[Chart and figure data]

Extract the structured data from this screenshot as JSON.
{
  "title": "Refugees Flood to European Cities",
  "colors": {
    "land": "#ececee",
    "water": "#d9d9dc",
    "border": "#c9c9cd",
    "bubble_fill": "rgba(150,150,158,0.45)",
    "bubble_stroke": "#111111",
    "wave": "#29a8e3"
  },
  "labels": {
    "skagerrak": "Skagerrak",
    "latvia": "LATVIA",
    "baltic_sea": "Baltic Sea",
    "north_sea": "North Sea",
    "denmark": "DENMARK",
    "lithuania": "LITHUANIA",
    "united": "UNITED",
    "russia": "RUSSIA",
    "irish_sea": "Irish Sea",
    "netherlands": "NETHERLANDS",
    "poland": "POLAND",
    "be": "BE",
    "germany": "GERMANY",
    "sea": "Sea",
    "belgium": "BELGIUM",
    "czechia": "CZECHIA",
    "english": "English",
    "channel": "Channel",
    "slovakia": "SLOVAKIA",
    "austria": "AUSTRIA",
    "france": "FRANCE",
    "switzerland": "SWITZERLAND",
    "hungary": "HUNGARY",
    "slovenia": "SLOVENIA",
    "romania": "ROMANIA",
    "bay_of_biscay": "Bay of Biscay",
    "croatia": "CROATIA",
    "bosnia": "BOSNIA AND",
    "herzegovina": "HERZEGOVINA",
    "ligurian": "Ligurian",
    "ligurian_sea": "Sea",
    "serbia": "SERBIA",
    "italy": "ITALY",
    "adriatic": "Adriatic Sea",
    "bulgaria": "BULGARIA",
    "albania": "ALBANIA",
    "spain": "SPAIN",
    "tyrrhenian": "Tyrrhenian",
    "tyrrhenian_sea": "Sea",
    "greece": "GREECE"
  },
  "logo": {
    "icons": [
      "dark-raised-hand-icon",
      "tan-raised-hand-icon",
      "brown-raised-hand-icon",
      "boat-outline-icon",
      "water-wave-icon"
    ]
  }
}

Requirement:
Find every line that holds "hand" and copy it.

Finished answer:
      "dark-raised-hand-icon",
      "tan-raised-hand-icon",
      "brown-raised-hand-icon",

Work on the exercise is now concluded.